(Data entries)

[start]

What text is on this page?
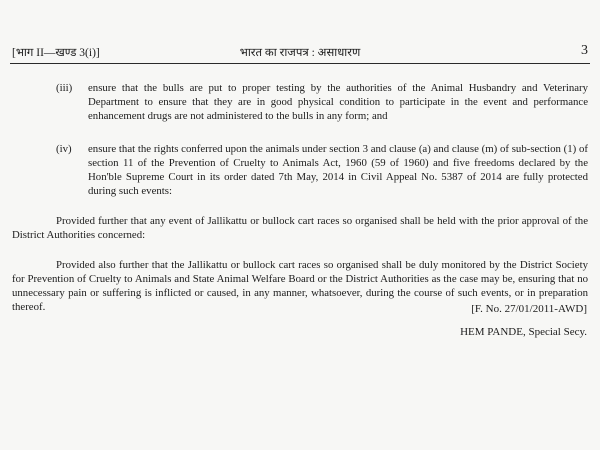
[भाग II—खण्ड 3(i)]	भारत का राजपत्र : असाधारण	3
(iii) ensure that the bulls are put to proper testing by the authorities of the Animal Husbandry and Veterinary Department to ensure that they are in good physical condition to participate in the event and performance enhancement drugs are not administered to the bulls in any form; and
(iv) ensure that the rights conferred upon the animals under section 3 and clause (a) and clause (m) of sub-section (1) of section 11 of the Prevention of Cruelty to Animals Act, 1960 (59 of 1960) and five freedoms declared by the Hon'ble Supreme Court in its order dated 7th May, 2014 in Civil Appeal No. 5387 of 2014 are fully protected during such events:
Provided further that any event of Jallikattu or bullock cart races so organised shall be held with the prior approval of the District Authorities concerned:
Provided also further that the Jallikattu or bullock cart races so organised shall be duly monitored by the District Society for Prevention of Cruelty to Animals and State Animal Welfare Board or the District Authorities as the case may be, ensuring that no unnecessary pain or suffering is inflicted or caused, in any manner, whatsoever, during the course of such events, or in preparation thereof.	[F. No. 27/01/2011-AWD]
HEM PANDE, Special Secy.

[end]

# What the task requires
Repeat the records above exactly, leaving out any pictures they contain.

# Solved problem
What text is on this page?
[भाग II—खण्ड 3(i)]	भारत का राजपत्र : असाधारण	3
(iii) ensure that the bulls are put to proper testing by the authorities of the Animal Husbandry and Veterinary Department to ensure that they are in good physical condition to participate in the event and performance enhancement drugs are not administered to the bulls in any form; and
(iv) ensure that the rights conferred upon the animals under section 3 and clause (a) and clause (m) of sub-section (1) of section 11 of the Prevention of Cruelty to Animals Act, 1960 (59 of 1960) and five freedoms declared by the Hon'ble Supreme Court in its order dated 7th May, 2014 in Civil Appeal No. 5387 of 2014 are fully protected during such events:
Provided further that any event of Jallikattu or bullock cart races so organised shall be held with the prior approval of the District Authorities concerned:
Provided also further that the Jallikattu or bullock cart races so organised shall be duly monitored by the District Society for Prevention of Cruelty to Animals and State Animal Welfare Board or the District Authorities as the case may be, ensuring that no unnecessary pain or suffering is inflicted or caused, in any manner, whatsoever, during the course of such events, or in preparation thereof.	[F. No. 27/01/2011-AWD]
HEM PANDE, Special Secy.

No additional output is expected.